§ EXERCISE REQUIREMENTS: Copy out the listing that follows, exactly, without its pictures.

(Extracted data entries)
○ ○ ○ ○ ○
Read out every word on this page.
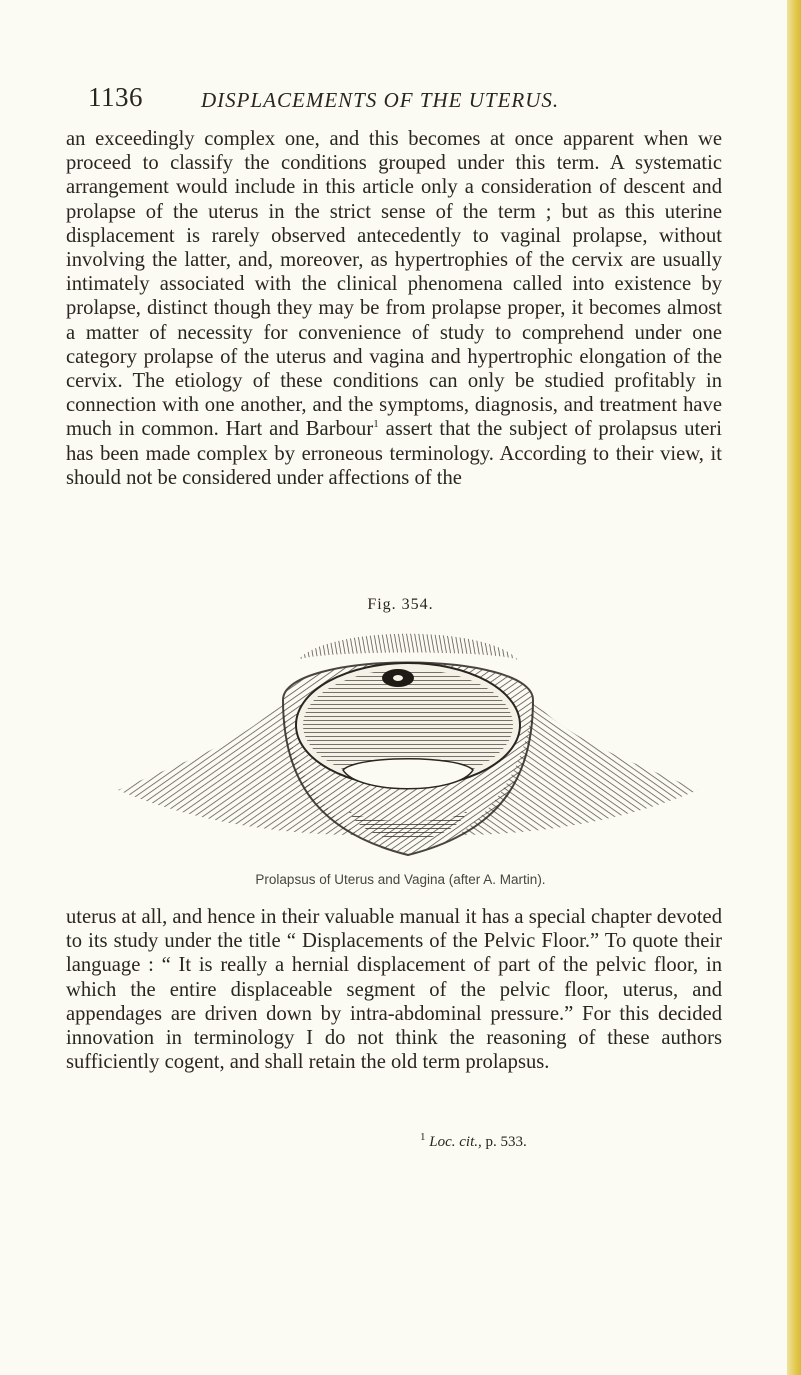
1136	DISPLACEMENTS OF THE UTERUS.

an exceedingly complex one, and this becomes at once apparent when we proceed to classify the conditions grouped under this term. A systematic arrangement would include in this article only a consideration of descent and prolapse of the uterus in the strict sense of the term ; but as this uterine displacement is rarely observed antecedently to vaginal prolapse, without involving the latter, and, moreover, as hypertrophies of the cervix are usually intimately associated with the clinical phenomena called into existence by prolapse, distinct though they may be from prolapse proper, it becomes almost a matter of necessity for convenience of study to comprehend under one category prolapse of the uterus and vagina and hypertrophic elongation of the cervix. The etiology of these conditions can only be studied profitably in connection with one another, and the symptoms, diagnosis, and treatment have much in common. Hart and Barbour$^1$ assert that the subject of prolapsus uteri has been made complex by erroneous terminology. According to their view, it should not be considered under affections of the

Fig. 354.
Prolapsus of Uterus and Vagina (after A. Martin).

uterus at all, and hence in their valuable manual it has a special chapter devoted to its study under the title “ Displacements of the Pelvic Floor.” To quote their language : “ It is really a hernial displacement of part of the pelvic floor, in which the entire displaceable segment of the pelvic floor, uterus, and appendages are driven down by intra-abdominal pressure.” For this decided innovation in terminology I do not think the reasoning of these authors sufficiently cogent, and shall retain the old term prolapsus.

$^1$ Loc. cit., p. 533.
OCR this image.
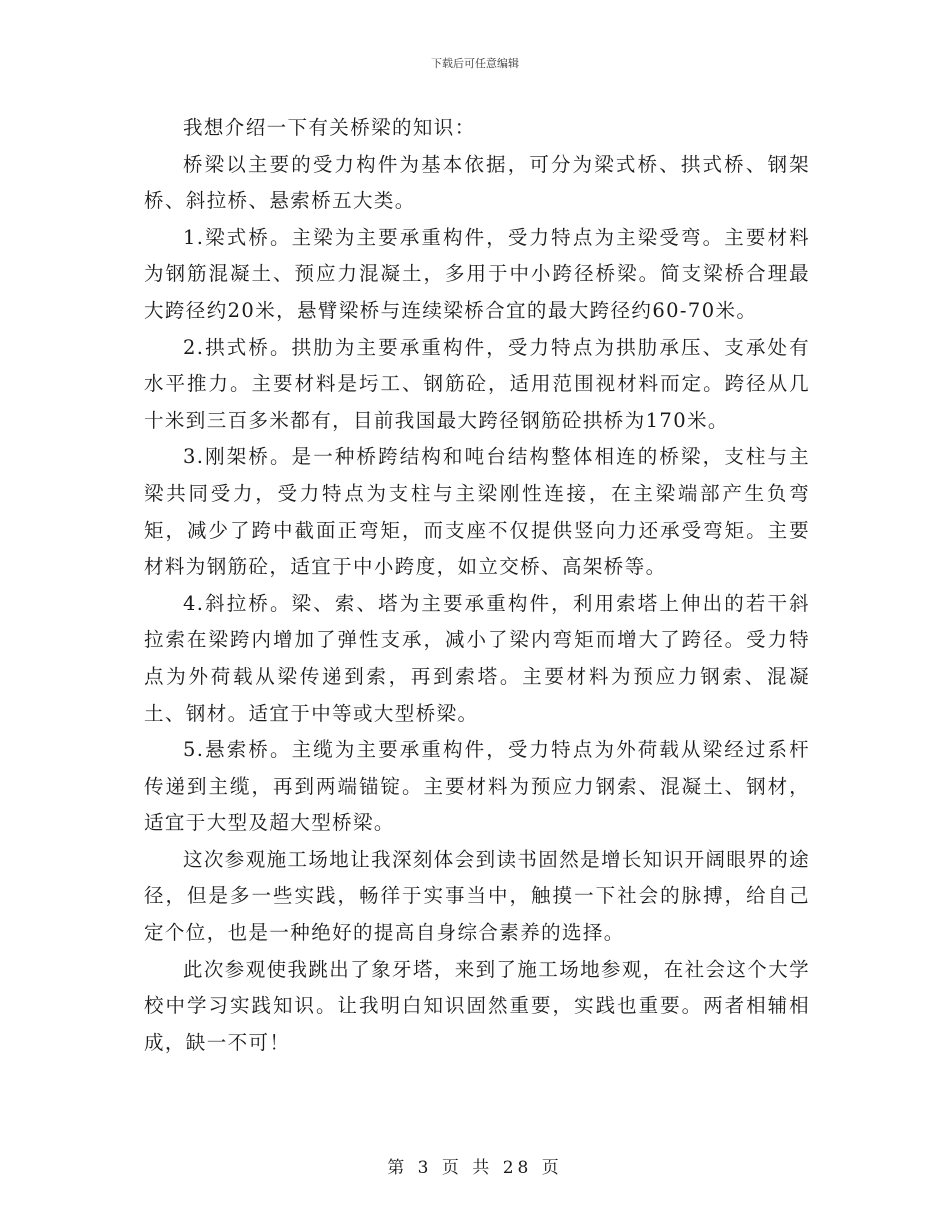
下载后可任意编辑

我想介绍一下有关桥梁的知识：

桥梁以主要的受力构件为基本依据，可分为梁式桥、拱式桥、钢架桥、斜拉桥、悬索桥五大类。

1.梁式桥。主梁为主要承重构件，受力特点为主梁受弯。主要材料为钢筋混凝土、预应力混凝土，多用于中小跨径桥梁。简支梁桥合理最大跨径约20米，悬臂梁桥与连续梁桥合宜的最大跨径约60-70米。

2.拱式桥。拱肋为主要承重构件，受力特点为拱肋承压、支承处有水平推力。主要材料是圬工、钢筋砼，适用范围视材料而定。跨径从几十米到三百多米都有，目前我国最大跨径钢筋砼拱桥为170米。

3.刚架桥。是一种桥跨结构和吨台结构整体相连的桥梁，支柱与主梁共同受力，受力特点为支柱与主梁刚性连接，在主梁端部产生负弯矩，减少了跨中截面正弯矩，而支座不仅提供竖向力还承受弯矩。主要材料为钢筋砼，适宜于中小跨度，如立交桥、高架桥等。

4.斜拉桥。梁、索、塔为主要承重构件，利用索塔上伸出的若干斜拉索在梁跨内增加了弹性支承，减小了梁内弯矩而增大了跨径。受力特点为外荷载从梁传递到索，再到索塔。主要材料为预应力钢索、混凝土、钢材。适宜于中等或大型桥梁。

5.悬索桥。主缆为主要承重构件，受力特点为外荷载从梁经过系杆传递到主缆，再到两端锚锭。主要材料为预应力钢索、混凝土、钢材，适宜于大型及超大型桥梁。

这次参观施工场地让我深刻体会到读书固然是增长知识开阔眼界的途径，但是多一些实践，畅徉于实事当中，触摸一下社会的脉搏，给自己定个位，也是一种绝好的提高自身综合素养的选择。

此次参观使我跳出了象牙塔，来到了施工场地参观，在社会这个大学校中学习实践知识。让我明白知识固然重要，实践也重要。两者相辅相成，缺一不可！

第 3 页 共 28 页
○ ○ ○ ○ ○
§ SOLUTION:
Read out every word on this page.
1136	DISPLACEMENTS OF THE UTERUS.

an exceedingly complex one, and this becomes at once apparent when we proceed to classify the conditions grouped under this term. A systematic arrangement would include in this article only a consideration of descent and prolapse of the uterus in the strict sense of the term ; but as this uterine displacement is rarely observed antecedently to vaginal prolapse, without involving the latter, and, moreover, as hypertrophies of the cervix are usually intimately associated with the clinical phenomena called into existence by prolapse, distinct though they may be from prolapse proper, it becomes almost a matter of necessity for convenience of study to comprehend under one category prolapse of the uterus and vagina and hypertrophic elongation of the cervix. The etiology of these conditions can only be studied profitably in connection with one another, and the symptoms, diagnosis, and treatment have much in common. Hart and Barbour$^1$ assert that the subject of prolapsus uteri has been made complex by erroneous terminology. According to their view, it should not be considered under affections of the

Fig. 354.
Prolapsus of Uterus and Vagina (after A. Martin).

uterus at all, and hence in their valuable manual it has a special chapter devoted to its study under the title “ Displacements of the Pelvic Floor.” To quote their language : “ It is really a hernial displacement of part of the pelvic floor, in which the entire displaceable segment of the pelvic floor, uterus, and appendages are driven down by intra-abdominal pressure.” For this decided innovation in terminology I do not think the reasoning of these authors sufficiently cogent, and shall retain the old term prolapsus.

$^1$ Loc. cit., p. 533.
OCR this image.
下载后可任意编辑

我想介绍一下有关桥梁的知识：

桥梁以主要的受力构件为基本依据，可分为梁式桥、拱式桥、钢架桥、斜拉桥、悬索桥五大类。

1.梁式桥。主梁为主要承重构件，受力特点为主梁受弯。主要材料为钢筋混凝土、预应力混凝土，多用于中小跨径桥梁。简支梁桥合理最大跨径约20米，悬臂梁桥与连续梁桥合宜的最大跨径约60-70米。

2.拱式桥。拱肋为主要承重构件，受力特点为拱肋承压、支承处有水平推力。主要材料是圬工、钢筋砼，适用范围视材料而定。跨径从几十米到三百多米都有，目前我国最大跨径钢筋砼拱桥为170米。

3.刚架桥。是一种桥跨结构和吨台结构整体相连的桥梁，支柱与主梁共同受力，受力特点为支柱与主梁刚性连接，在主梁端部产生负弯矩，减少了跨中截面正弯矩，而支座不仅提供竖向力还承受弯矩。主要材料为钢筋砼，适宜于中小跨度，如立交桥、高架桥等。

4.斜拉桥。梁、索、塔为主要承重构件，利用索塔上伸出的若干斜拉索在梁跨内增加了弹性支承，减小了梁内弯矩而增大了跨径。受力特点为外荷载从梁传递到索，再到索塔。主要材料为预应力钢索、混凝土、钢材。适宜于中等或大型桥梁。

5.悬索桥。主缆为主要承重构件，受力特点为外荷载从梁经过系杆传递到主缆，再到两端锚锭。主要材料为预应力钢索、混凝土、钢材，适宜于大型及超大型桥梁。

这次参观施工场地让我深刻体会到读书固然是增长知识开阔眼界的途径，但是多一些实践，畅徉于实事当中，触摸一下社会的脉搏，给自己定个位，也是一种绝好的提高自身综合素养的选择。

此次参观使我跳出了象牙塔，来到了施工场地参观，在社会这个大学校中学习实践知识。让我明白知识固然重要，实践也重要。两者相辅相成，缺一不可！

第 3 页 共 28 页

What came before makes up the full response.